*Aim*
Wherever the word "color" turns up in a line of the entries, copy that line.
___ Input data ___
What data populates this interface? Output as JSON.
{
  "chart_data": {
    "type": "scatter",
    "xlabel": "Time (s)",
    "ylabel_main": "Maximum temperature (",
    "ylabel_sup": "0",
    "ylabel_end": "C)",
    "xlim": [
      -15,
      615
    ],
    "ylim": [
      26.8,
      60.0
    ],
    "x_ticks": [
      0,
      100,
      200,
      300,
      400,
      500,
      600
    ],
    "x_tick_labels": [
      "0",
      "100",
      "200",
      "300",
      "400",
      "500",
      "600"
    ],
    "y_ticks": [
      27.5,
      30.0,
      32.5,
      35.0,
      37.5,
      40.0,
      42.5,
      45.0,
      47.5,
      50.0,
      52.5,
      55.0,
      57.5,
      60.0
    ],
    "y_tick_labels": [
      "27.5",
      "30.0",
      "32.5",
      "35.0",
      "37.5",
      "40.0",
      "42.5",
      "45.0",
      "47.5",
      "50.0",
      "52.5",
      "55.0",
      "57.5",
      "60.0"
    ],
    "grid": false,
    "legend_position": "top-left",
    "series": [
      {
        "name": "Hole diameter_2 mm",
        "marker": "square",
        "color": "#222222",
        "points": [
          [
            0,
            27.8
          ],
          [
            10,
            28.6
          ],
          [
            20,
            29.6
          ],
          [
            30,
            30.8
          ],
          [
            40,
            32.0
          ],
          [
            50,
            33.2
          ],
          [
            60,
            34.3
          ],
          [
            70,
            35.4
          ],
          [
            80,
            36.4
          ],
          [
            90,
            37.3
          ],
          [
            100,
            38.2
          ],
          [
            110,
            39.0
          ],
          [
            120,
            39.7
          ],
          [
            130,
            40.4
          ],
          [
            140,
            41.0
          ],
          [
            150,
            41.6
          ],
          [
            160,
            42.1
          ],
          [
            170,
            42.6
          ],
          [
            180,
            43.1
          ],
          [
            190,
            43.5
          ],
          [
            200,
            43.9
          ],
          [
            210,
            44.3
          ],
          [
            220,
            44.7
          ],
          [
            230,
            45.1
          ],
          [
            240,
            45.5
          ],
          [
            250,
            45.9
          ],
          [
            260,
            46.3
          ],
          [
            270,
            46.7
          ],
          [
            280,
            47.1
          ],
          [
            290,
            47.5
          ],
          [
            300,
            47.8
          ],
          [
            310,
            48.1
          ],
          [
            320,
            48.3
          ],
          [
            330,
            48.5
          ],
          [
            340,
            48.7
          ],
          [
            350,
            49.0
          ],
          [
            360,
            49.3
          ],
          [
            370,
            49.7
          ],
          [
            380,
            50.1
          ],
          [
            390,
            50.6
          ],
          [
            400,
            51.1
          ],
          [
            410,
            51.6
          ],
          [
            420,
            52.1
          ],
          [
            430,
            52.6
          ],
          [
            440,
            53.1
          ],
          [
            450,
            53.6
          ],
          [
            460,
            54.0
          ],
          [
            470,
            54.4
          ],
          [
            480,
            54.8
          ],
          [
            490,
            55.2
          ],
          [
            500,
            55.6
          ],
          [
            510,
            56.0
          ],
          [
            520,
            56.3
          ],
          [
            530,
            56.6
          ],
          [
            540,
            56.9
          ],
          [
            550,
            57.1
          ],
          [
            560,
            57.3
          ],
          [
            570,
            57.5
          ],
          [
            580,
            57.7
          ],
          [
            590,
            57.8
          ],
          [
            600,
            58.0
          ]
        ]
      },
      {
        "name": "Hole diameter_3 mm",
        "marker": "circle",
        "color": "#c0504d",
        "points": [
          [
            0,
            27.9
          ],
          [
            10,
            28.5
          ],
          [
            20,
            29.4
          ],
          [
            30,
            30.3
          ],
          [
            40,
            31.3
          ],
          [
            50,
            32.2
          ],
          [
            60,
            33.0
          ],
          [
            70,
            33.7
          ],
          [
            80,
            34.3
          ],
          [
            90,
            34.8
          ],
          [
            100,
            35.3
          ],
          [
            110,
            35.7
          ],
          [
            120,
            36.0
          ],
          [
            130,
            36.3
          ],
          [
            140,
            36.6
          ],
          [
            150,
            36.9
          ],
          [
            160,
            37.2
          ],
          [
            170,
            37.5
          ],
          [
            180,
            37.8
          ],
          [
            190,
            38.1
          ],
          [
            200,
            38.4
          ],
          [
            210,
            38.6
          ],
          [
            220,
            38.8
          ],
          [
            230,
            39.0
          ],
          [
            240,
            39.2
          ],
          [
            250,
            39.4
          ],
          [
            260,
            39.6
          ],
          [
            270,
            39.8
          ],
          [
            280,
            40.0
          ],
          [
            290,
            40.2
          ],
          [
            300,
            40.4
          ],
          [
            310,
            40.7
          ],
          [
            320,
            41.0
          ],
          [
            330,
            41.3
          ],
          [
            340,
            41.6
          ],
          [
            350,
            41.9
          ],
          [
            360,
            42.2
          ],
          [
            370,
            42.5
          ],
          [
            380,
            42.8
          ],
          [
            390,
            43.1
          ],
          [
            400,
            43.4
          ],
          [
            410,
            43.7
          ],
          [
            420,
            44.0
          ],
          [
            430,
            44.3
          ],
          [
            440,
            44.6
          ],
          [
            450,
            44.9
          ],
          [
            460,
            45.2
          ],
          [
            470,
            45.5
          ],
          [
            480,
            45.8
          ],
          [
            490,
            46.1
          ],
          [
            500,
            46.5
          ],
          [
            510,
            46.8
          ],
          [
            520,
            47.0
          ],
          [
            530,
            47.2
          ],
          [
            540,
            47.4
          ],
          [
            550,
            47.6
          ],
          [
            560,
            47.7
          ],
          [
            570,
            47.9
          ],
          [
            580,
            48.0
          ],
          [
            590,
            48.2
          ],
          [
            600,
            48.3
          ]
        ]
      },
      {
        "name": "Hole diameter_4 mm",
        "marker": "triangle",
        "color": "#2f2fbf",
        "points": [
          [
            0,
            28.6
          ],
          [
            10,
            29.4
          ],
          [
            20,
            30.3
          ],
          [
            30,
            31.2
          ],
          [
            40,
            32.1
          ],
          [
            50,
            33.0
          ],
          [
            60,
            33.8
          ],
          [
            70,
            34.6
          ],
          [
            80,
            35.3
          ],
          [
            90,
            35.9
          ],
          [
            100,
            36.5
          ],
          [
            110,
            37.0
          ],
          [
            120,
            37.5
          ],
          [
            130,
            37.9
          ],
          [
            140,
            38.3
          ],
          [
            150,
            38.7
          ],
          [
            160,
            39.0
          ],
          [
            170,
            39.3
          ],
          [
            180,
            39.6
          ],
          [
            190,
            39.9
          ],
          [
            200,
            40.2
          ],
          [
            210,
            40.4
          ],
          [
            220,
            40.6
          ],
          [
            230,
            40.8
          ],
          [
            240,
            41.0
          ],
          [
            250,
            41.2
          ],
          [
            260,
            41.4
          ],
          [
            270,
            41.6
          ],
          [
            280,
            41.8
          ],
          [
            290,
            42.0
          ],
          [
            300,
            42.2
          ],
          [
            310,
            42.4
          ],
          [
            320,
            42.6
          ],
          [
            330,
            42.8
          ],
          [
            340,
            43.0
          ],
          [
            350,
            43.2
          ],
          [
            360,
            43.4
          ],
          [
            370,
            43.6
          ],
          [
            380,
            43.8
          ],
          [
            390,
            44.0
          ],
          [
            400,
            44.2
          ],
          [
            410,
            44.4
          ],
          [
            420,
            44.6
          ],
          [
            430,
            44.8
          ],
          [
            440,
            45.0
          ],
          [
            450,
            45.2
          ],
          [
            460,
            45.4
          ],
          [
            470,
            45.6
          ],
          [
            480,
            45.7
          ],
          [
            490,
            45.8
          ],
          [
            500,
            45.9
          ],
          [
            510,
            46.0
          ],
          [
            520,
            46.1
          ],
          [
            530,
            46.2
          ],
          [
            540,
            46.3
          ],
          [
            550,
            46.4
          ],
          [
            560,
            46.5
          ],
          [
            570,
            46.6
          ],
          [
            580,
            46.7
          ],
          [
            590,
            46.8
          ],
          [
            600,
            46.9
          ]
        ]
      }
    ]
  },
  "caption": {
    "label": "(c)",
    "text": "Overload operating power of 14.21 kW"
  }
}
___
*Solution*
        "color": "#222222",
        "color": "#c0504d",
        "color": "#2f2fbf",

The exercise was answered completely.